▼
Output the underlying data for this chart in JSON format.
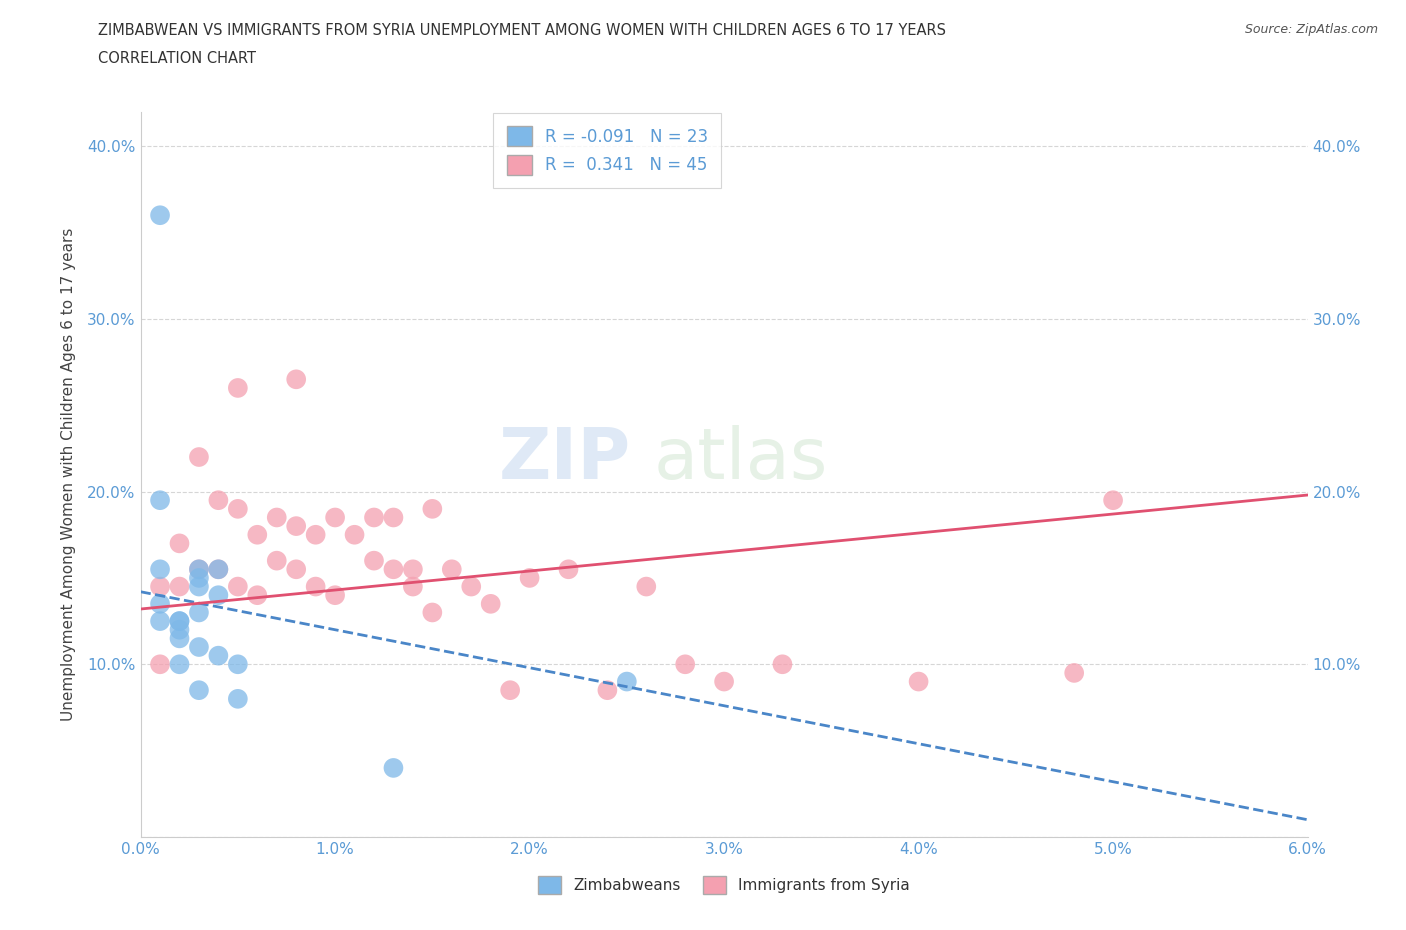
{
  "title_line1": "ZIMBABWEAN VS IMMIGRANTS FROM SYRIA UNEMPLOYMENT AMONG WOMEN WITH CHILDREN AGES 6 TO 17 YEARS",
  "title_line2": "CORRELATION CHART",
  "source": "Source: ZipAtlas.com",
  "ylabel": "Unemployment Among Women with Children Ages 6 to 17 years",
  "xlim": [
    0.0,
    0.06
  ],
  "ylim": [
    0.0,
    0.42
  ],
  "xticks": [
    0.0,
    0.01,
    0.02,
    0.03,
    0.04,
    0.05,
    0.06
  ],
  "xticklabels": [
    "0.0%",
    "1.0%",
    "2.0%",
    "3.0%",
    "4.0%",
    "5.0%",
    "6.0%"
  ],
  "yticks": [
    0.0,
    0.1,
    0.2,
    0.3,
    0.4
  ],
  "yticklabels": [
    "",
    "10.0%",
    "20.0%",
    "30.0%",
    "40.0%"
  ],
  "grid_color": "#cccccc",
  "background_color": "#ffffff",
  "zimbabwean_color": "#7eb8e8",
  "syria_color": "#f4a0b0",
  "zimbabwean_line_color": "#4a86c8",
  "syria_line_color": "#e05070",
  "legend_R_zimbabwean": "-0.091",
  "legend_N_zimbabwean": "23",
  "legend_R_syria": "0.341",
  "legend_N_syria": "45",
  "watermark_zip": "ZIP",
  "watermark_atlas": "atlas",
  "zimbabwean_x": [
    0.001,
    0.001,
    0.001,
    0.001,
    0.001,
    0.002,
    0.002,
    0.002,
    0.002,
    0.002,
    0.003,
    0.003,
    0.003,
    0.003,
    0.003,
    0.003,
    0.004,
    0.004,
    0.004,
    0.005,
    0.005,
    0.025,
    0.013
  ],
  "zimbabwean_y": [
    0.36,
    0.195,
    0.155,
    0.135,
    0.125,
    0.125,
    0.125,
    0.12,
    0.115,
    0.1,
    0.155,
    0.15,
    0.145,
    0.13,
    0.11,
    0.085,
    0.155,
    0.14,
    0.105,
    0.1,
    0.08,
    0.09,
    0.04
  ],
  "syria_x": [
    0.001,
    0.001,
    0.002,
    0.002,
    0.003,
    0.003,
    0.004,
    0.004,
    0.005,
    0.005,
    0.006,
    0.006,
    0.007,
    0.007,
    0.008,
    0.008,
    0.009,
    0.009,
    0.01,
    0.01,
    0.011,
    0.012,
    0.012,
    0.013,
    0.013,
    0.014,
    0.014,
    0.015,
    0.015,
    0.016,
    0.017,
    0.018,
    0.019,
    0.02,
    0.022,
    0.024,
    0.026,
    0.028,
    0.03,
    0.033,
    0.04,
    0.048,
    0.05,
    0.005,
    0.008
  ],
  "syria_y": [
    0.145,
    0.1,
    0.17,
    0.145,
    0.22,
    0.155,
    0.195,
    0.155,
    0.19,
    0.145,
    0.175,
    0.14,
    0.185,
    0.16,
    0.18,
    0.155,
    0.175,
    0.145,
    0.185,
    0.14,
    0.175,
    0.185,
    0.16,
    0.185,
    0.155,
    0.155,
    0.145,
    0.19,
    0.13,
    0.155,
    0.145,
    0.135,
    0.085,
    0.15,
    0.155,
    0.085,
    0.145,
    0.1,
    0.09,
    0.1,
    0.09,
    0.095,
    0.195,
    0.26,
    0.265
  ],
  "zim_line_x0": 0.0,
  "zim_line_y0": 0.142,
  "zim_line_x1": 0.06,
  "zim_line_y1": 0.01,
  "syr_line_x0": 0.0,
  "syr_line_y0": 0.132,
  "syr_line_x1": 0.06,
  "syr_line_y1": 0.198
}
▲
** Objective **
Each entry gets copied exactly; the pictures stay out.

** Answer to this task **
Output the underlying data for this chart in JSON format.
{
  "title_line1": "ZIMBABWEAN VS IMMIGRANTS FROM SYRIA UNEMPLOYMENT AMONG WOMEN WITH CHILDREN AGES 6 TO 17 YEARS",
  "title_line2": "CORRELATION CHART",
  "source": "Source: ZipAtlas.com",
  "ylabel": "Unemployment Among Women with Children Ages 6 to 17 years",
  "xlim": [
    0.0,
    0.06
  ],
  "ylim": [
    0.0,
    0.42
  ],
  "xticks": [
    0.0,
    0.01,
    0.02,
    0.03,
    0.04,
    0.05,
    0.06
  ],
  "xticklabels": [
    "0.0%",
    "1.0%",
    "2.0%",
    "3.0%",
    "4.0%",
    "5.0%",
    "6.0%"
  ],
  "yticks": [
    0.0,
    0.1,
    0.2,
    0.3,
    0.4
  ],
  "yticklabels": [
    "",
    "10.0%",
    "20.0%",
    "30.0%",
    "40.0%"
  ],
  "grid_color": "#cccccc",
  "background_color": "#ffffff",
  "zimbabwean_color": "#7eb8e8",
  "syria_color": "#f4a0b0",
  "zimbabwean_line_color": "#4a86c8",
  "syria_line_color": "#e05070",
  "legend_R_zimbabwean": "-0.091",
  "legend_N_zimbabwean": "23",
  "legend_R_syria": "0.341",
  "legend_N_syria": "45",
  "watermark_zip": "ZIP",
  "watermark_atlas": "atlas",
  "zimbabwean_x": [
    0.001,
    0.001,
    0.001,
    0.001,
    0.001,
    0.002,
    0.002,
    0.002,
    0.002,
    0.002,
    0.003,
    0.003,
    0.003,
    0.003,
    0.003,
    0.003,
    0.004,
    0.004,
    0.004,
    0.005,
    0.005,
    0.025,
    0.013
  ],
  "zimbabwean_y": [
    0.36,
    0.195,
    0.155,
    0.135,
    0.125,
    0.125,
    0.125,
    0.12,
    0.115,
    0.1,
    0.155,
    0.15,
    0.145,
    0.13,
    0.11,
    0.085,
    0.155,
    0.14,
    0.105,
    0.1,
    0.08,
    0.09,
    0.04
  ],
  "syria_x": [
    0.001,
    0.001,
    0.002,
    0.002,
    0.003,
    0.003,
    0.004,
    0.004,
    0.005,
    0.005,
    0.006,
    0.006,
    0.007,
    0.007,
    0.008,
    0.008,
    0.009,
    0.009,
    0.01,
    0.01,
    0.011,
    0.012,
    0.012,
    0.013,
    0.013,
    0.014,
    0.014,
    0.015,
    0.015,
    0.016,
    0.017,
    0.018,
    0.019,
    0.02,
    0.022,
    0.024,
    0.026,
    0.028,
    0.03,
    0.033,
    0.04,
    0.048,
    0.05,
    0.005,
    0.008
  ],
  "syria_y": [
    0.145,
    0.1,
    0.17,
    0.145,
    0.22,
    0.155,
    0.195,
    0.155,
    0.19,
    0.145,
    0.175,
    0.14,
    0.185,
    0.16,
    0.18,
    0.155,
    0.175,
    0.145,
    0.185,
    0.14,
    0.175,
    0.185,
    0.16,
    0.185,
    0.155,
    0.155,
    0.145,
    0.19,
    0.13,
    0.155,
    0.145,
    0.135,
    0.085,
    0.15,
    0.155,
    0.085,
    0.145,
    0.1,
    0.09,
    0.1,
    0.09,
    0.095,
    0.195,
    0.26,
    0.265
  ],
  "zim_line_x0": 0.0,
  "zim_line_y0": 0.142,
  "zim_line_x1": 0.06,
  "zim_line_y1": 0.01,
  "syr_line_x0": 0.0,
  "syr_line_y0": 0.132,
  "syr_line_x1": 0.06,
  "syr_line_y1": 0.198
}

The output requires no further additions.